* **Given exercise**: Repeat the lines from the start of the items through the line that contains "footnote-divider: [274, 672, 375, 673]", including both ends.

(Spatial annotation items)
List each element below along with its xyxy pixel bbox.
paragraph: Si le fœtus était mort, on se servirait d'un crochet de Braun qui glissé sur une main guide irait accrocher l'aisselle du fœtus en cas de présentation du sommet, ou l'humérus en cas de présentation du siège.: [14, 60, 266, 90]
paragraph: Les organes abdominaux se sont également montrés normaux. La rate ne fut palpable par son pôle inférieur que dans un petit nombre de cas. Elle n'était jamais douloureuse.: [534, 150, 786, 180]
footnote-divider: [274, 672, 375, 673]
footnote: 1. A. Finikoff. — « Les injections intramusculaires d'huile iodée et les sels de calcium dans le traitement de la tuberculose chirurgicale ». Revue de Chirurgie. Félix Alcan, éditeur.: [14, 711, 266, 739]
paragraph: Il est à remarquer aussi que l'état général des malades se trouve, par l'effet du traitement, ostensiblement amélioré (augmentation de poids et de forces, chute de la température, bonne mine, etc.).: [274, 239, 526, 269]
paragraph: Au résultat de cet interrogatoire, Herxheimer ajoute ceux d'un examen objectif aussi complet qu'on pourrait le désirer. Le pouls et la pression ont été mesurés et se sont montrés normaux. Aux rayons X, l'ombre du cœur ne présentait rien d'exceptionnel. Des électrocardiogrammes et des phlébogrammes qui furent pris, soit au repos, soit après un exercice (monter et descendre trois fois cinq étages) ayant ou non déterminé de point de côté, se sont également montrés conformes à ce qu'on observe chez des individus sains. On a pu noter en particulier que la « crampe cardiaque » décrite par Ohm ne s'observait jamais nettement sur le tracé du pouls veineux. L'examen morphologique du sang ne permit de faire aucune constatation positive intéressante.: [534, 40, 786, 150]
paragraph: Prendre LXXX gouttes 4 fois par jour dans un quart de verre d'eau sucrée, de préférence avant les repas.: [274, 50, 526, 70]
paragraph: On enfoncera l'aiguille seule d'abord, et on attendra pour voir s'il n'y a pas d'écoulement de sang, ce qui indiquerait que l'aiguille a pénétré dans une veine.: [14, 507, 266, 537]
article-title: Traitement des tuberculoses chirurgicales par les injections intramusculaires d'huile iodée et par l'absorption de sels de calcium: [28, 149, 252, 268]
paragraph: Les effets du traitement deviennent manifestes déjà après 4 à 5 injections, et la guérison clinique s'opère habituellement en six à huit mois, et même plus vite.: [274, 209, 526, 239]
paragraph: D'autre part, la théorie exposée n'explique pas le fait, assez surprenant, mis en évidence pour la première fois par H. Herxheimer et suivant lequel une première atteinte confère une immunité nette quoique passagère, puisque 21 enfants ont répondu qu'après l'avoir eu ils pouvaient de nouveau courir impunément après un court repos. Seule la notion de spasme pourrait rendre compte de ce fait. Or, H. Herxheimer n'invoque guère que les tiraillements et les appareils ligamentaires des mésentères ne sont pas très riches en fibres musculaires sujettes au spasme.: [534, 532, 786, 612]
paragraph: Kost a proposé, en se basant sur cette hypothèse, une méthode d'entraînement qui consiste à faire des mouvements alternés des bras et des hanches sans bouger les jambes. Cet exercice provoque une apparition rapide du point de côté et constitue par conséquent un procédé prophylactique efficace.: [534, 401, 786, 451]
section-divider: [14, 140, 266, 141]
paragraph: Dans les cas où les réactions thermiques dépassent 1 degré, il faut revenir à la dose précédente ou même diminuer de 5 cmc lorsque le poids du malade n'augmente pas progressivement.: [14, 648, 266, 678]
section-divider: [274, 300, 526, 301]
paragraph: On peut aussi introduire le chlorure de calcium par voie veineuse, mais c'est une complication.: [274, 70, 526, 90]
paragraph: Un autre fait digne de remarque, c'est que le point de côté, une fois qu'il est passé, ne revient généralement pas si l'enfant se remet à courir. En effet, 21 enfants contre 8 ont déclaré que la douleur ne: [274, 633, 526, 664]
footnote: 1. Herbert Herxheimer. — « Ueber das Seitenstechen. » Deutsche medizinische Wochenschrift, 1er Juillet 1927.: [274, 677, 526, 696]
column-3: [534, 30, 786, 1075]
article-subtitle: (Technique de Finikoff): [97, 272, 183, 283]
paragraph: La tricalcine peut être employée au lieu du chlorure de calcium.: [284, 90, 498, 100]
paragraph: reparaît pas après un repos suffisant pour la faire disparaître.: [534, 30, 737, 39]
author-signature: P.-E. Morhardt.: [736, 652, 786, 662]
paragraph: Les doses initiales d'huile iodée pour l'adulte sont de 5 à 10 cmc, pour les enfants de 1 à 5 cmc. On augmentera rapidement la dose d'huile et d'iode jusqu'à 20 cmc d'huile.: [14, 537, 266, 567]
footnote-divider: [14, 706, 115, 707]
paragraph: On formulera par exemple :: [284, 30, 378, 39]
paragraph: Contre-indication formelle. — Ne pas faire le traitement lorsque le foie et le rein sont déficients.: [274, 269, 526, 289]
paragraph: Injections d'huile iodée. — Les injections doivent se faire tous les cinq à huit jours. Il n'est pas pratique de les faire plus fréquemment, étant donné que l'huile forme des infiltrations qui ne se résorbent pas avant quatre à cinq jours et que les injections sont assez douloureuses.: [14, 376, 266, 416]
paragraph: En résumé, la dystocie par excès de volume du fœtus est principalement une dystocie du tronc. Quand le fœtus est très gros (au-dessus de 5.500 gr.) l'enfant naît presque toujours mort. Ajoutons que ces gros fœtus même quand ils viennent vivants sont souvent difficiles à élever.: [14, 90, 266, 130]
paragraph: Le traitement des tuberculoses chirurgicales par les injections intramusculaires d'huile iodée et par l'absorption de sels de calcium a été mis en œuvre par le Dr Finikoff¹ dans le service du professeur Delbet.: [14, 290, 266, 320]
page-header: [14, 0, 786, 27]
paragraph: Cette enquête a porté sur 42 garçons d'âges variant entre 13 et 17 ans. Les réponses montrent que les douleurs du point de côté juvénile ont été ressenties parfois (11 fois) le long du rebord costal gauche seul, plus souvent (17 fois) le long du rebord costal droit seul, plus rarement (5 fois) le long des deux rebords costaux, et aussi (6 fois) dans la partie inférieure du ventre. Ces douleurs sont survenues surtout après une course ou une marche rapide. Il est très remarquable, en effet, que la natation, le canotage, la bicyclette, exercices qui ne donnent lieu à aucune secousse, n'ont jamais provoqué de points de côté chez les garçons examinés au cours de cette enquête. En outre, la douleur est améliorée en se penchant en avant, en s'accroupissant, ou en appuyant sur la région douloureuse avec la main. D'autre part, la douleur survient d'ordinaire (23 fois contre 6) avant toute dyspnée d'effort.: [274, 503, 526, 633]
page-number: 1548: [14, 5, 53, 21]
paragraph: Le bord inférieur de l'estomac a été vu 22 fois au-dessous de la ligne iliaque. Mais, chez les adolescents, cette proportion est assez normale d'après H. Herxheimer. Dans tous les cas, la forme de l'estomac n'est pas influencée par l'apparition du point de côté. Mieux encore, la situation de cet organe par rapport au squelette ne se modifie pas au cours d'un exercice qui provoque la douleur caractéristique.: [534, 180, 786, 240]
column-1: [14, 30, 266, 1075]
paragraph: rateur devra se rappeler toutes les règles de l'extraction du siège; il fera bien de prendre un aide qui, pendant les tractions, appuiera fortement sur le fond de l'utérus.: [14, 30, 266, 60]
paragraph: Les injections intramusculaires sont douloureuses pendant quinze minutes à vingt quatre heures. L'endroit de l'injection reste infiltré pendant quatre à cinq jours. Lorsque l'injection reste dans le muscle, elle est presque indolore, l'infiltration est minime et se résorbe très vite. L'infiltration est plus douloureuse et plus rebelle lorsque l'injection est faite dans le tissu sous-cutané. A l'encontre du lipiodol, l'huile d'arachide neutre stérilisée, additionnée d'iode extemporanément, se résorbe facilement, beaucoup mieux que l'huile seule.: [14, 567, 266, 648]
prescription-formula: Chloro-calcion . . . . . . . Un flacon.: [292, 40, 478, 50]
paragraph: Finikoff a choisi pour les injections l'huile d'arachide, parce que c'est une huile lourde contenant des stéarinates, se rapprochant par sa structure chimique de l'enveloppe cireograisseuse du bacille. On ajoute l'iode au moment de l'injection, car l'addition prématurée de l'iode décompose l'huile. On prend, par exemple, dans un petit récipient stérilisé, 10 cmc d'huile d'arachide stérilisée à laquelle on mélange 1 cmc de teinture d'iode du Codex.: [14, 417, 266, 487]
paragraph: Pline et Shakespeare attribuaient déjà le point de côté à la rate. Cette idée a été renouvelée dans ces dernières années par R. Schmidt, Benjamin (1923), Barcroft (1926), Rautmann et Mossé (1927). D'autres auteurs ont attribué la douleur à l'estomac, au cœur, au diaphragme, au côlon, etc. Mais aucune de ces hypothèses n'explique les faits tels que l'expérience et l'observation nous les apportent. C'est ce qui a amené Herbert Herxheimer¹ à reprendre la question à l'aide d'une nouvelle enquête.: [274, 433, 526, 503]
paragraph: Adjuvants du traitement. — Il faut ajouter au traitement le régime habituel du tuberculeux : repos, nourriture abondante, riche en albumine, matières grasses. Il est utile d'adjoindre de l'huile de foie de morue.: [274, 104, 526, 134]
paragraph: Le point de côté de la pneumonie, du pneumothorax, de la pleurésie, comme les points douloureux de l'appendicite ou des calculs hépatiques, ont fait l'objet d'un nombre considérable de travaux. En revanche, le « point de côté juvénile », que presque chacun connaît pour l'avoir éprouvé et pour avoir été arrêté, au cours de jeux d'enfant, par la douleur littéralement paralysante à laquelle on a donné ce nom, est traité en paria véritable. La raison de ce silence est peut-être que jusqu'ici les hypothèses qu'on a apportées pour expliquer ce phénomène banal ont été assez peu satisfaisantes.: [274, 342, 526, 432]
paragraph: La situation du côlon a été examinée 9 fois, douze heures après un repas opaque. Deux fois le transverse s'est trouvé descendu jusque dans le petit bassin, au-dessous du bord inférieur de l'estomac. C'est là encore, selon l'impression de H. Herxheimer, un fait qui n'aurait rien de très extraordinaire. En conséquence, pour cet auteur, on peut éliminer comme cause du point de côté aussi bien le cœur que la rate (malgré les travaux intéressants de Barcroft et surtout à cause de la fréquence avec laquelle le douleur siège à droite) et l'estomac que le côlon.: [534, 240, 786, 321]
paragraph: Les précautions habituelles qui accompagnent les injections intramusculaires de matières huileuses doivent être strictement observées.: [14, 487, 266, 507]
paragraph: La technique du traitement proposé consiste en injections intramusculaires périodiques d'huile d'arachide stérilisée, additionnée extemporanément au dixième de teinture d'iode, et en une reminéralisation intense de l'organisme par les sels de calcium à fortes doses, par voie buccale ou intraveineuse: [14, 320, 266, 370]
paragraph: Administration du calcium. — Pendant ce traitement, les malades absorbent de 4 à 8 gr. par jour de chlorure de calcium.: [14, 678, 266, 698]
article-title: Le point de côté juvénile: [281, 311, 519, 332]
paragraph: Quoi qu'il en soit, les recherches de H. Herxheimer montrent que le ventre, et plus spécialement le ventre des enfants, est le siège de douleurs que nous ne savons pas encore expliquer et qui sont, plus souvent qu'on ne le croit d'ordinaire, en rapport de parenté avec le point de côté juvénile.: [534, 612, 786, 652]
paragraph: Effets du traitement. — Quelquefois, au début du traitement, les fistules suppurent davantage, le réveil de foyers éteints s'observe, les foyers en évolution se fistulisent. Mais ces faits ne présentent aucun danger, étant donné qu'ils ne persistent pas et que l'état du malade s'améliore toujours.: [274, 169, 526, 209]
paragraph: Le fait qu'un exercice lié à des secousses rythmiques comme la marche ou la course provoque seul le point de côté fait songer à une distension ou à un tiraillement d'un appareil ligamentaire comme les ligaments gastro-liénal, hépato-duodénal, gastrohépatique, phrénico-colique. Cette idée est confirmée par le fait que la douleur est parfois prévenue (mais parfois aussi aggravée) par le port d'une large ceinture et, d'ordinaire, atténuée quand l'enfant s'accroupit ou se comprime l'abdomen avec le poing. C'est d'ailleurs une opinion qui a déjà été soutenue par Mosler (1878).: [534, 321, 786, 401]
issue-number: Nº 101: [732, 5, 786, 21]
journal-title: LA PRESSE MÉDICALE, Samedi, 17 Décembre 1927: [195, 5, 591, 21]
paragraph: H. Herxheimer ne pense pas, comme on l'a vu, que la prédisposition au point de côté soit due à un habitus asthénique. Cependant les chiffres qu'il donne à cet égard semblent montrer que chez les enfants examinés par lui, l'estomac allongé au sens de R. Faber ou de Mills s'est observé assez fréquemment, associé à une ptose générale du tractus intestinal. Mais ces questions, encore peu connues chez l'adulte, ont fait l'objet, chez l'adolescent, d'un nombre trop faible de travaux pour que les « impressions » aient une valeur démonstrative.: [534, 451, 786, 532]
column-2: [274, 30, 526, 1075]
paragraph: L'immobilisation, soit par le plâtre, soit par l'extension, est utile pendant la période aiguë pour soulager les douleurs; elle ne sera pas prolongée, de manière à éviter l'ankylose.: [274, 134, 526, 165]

* **Response to this task**:
List each element below along with its xyxy pixel bbox.
paragraph: Si le fœtus était mort, on se servirait d'un crochet de Braun qui glissé sur une main guide irait accrocher l'aisselle du fœtus en cas de présentation du sommet, ou l'humérus en cas de présentation du siège.: [14, 60, 266, 90]
paragraph: Les organes abdominaux se sont également montrés normaux. La rate ne fut palpable par son pôle inférieur que dans un petit nombre de cas. Elle n'était jamais douloureuse.: [534, 150, 786, 180]
footnote-divider: [274, 672, 375, 673]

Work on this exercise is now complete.